For each line below that includes the word "Bharat", make a copy.

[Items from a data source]
....

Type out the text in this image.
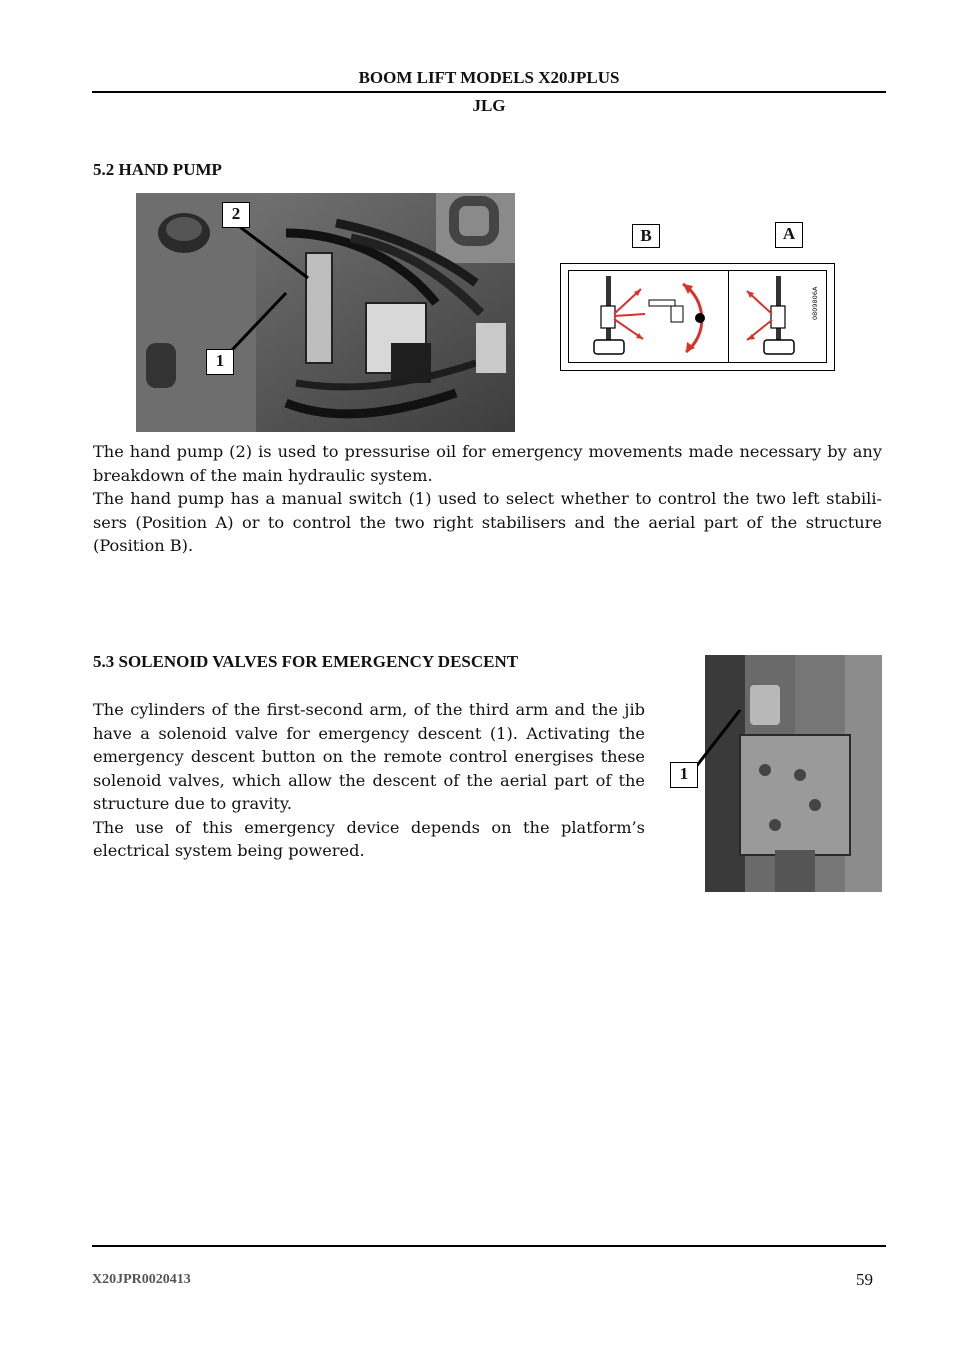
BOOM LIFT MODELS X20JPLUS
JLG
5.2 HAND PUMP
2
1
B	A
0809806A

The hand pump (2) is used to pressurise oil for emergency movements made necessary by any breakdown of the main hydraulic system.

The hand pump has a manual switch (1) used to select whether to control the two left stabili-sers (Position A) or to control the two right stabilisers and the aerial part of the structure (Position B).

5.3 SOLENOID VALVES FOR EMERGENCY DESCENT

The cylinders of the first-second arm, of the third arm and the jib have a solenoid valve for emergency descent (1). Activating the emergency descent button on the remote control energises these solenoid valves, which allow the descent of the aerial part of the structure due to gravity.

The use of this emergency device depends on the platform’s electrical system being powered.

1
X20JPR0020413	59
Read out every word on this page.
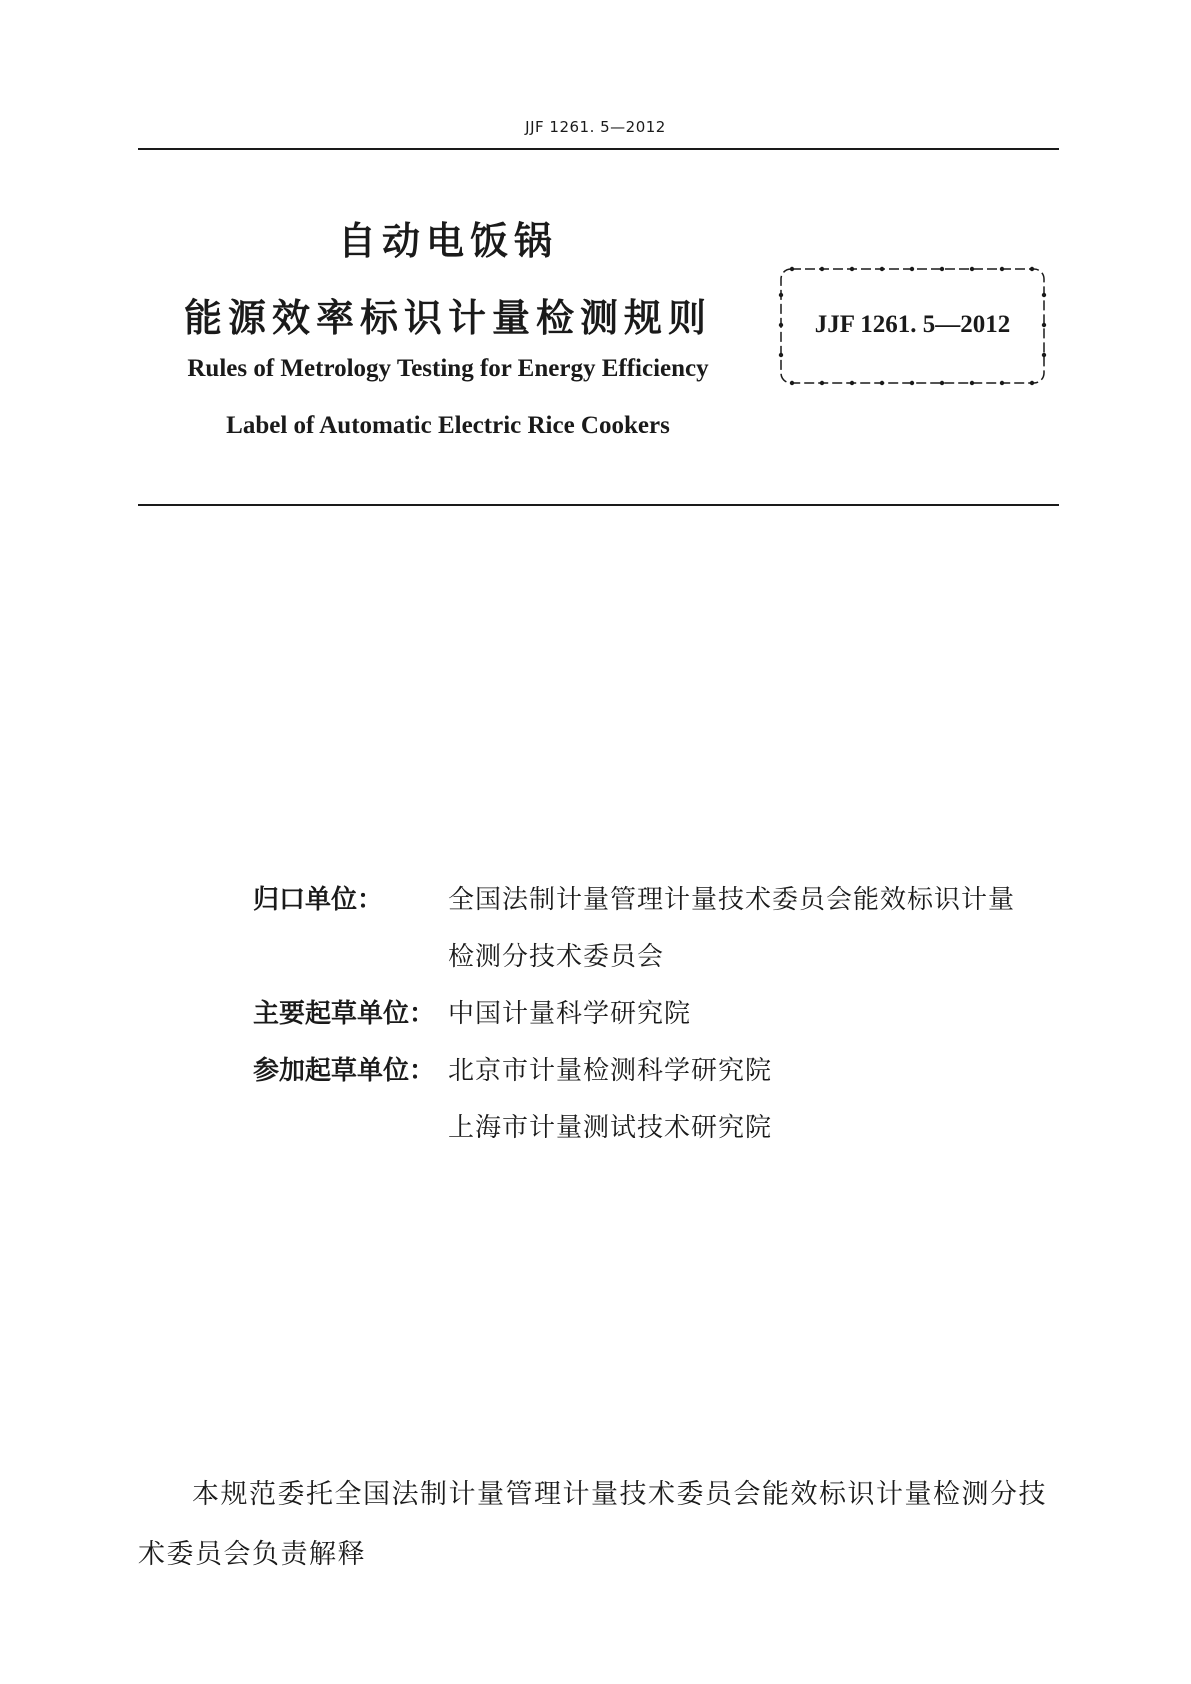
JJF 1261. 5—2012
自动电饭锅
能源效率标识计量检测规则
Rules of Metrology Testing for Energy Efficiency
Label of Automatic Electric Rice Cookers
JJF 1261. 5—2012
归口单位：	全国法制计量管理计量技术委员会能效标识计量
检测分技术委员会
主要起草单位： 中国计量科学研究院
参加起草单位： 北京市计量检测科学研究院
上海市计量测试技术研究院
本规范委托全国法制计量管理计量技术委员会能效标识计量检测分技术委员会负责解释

....

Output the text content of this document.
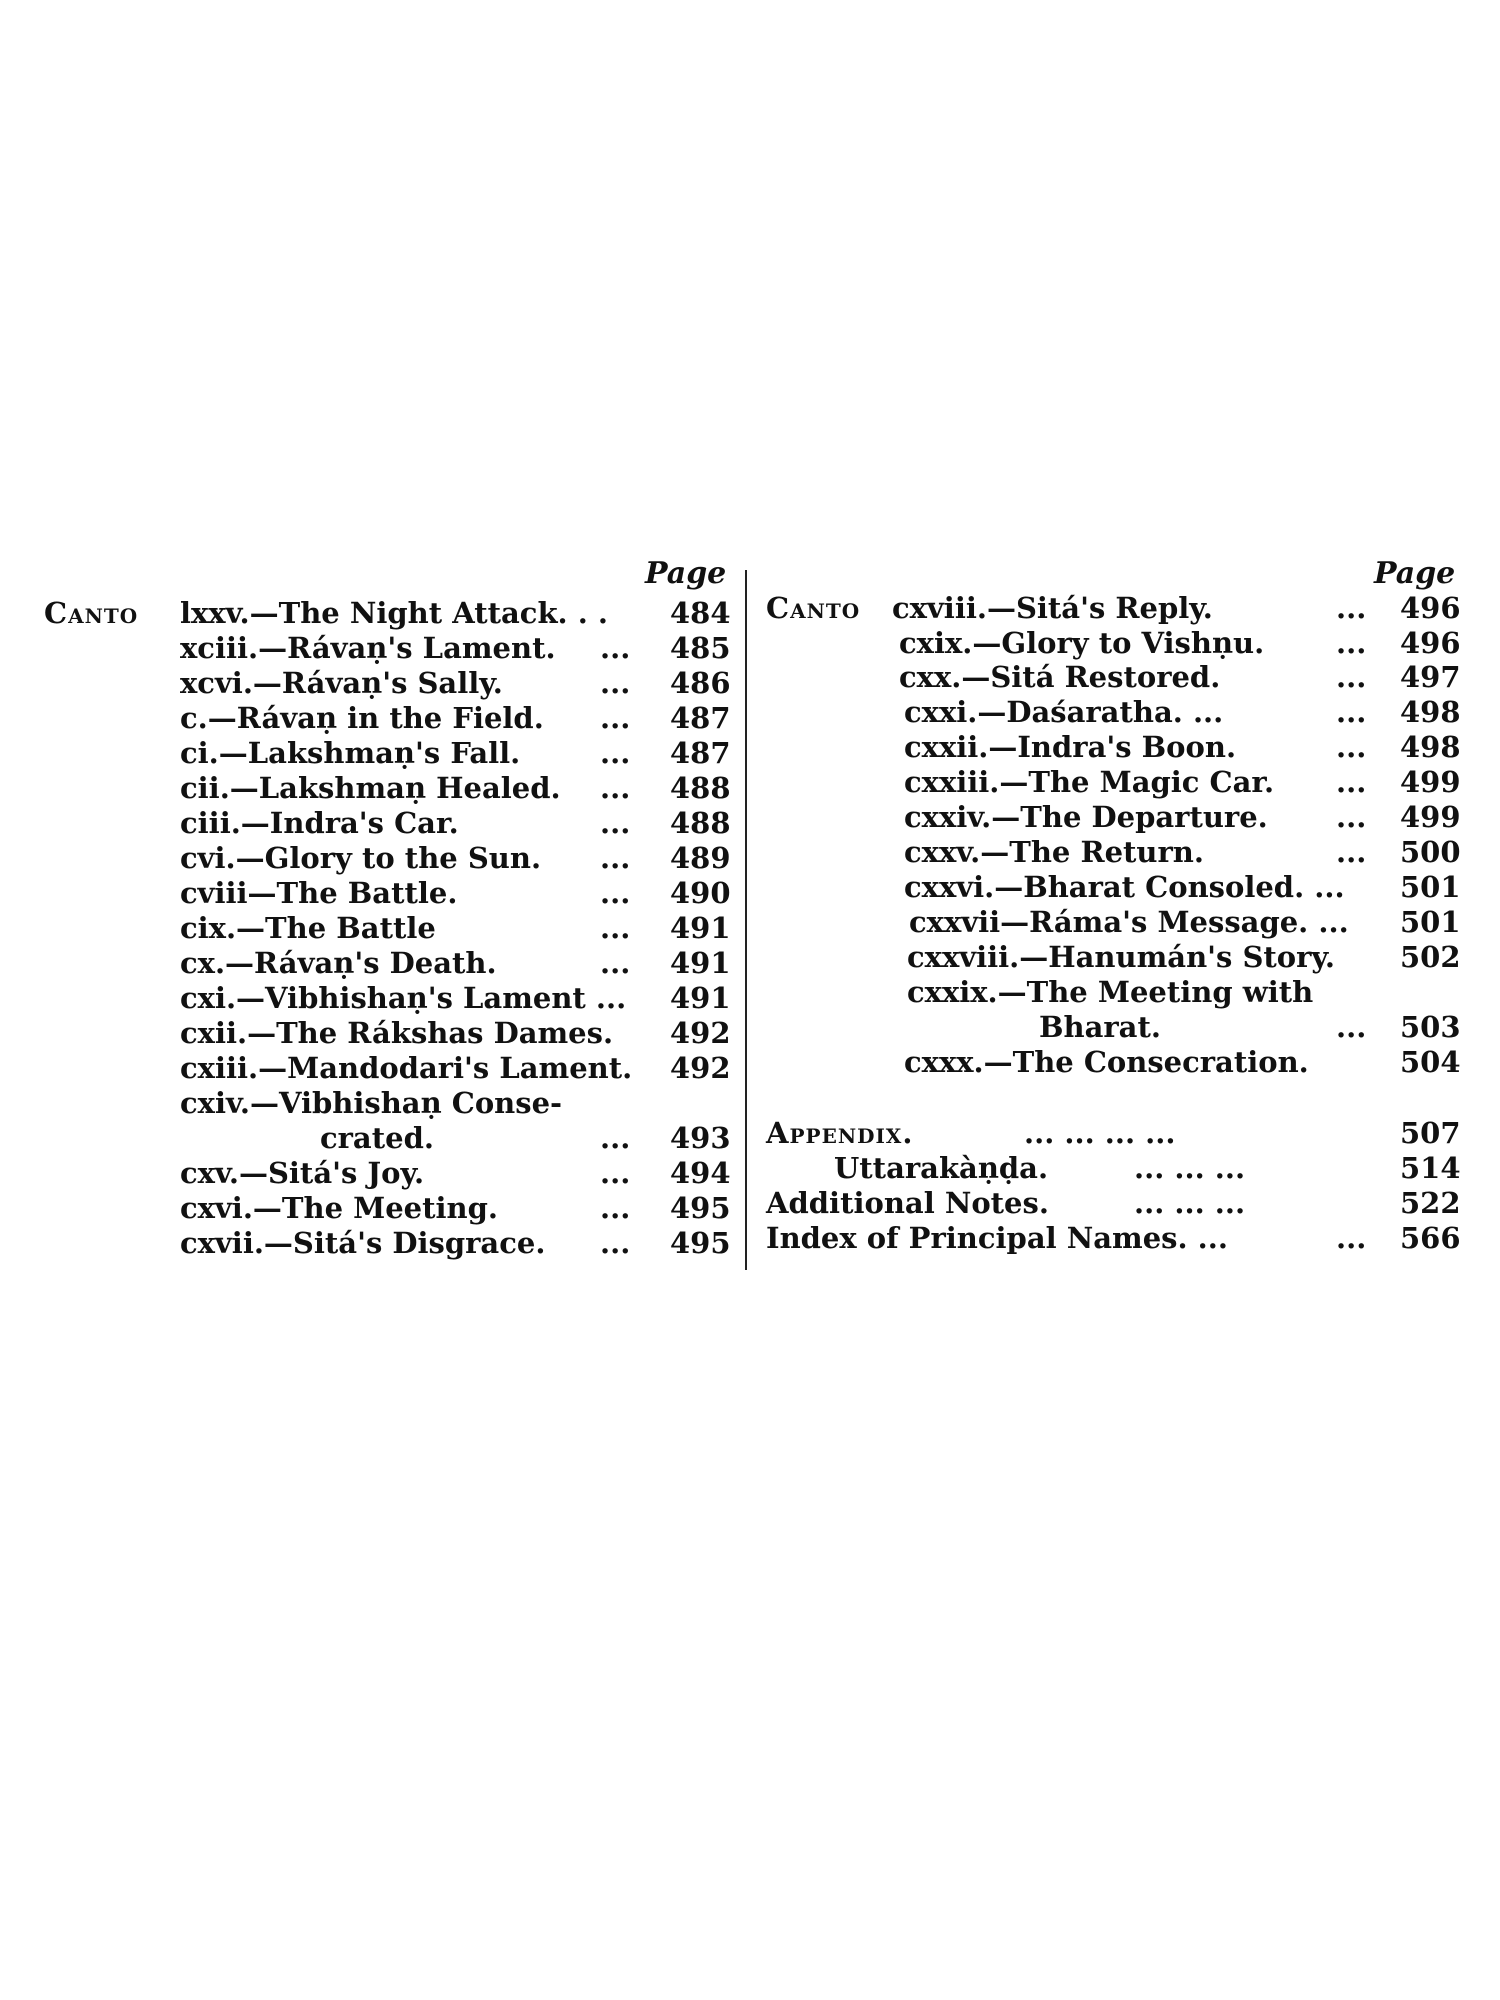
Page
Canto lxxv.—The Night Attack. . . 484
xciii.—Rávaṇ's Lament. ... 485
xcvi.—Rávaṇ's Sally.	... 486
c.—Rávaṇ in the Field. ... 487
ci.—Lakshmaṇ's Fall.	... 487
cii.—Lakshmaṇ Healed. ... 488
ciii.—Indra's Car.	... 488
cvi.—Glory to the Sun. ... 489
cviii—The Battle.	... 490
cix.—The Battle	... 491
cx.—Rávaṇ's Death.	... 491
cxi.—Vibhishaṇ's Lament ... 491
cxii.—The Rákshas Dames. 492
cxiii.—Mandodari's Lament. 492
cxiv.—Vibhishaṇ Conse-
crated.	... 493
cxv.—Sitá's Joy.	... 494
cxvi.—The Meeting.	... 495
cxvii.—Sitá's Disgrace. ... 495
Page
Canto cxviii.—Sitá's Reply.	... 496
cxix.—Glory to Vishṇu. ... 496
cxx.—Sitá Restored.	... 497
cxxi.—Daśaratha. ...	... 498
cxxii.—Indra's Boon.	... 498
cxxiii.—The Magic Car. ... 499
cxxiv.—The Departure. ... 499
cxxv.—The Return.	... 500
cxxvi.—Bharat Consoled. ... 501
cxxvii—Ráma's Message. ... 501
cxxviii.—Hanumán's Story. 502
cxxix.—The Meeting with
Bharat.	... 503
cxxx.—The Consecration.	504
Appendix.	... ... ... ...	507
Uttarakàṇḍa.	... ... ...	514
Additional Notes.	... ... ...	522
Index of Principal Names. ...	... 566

....

- EXERCISE ANSWER:
cxxvi.—Bharat Consoled. ... 501
Bharat.	... 503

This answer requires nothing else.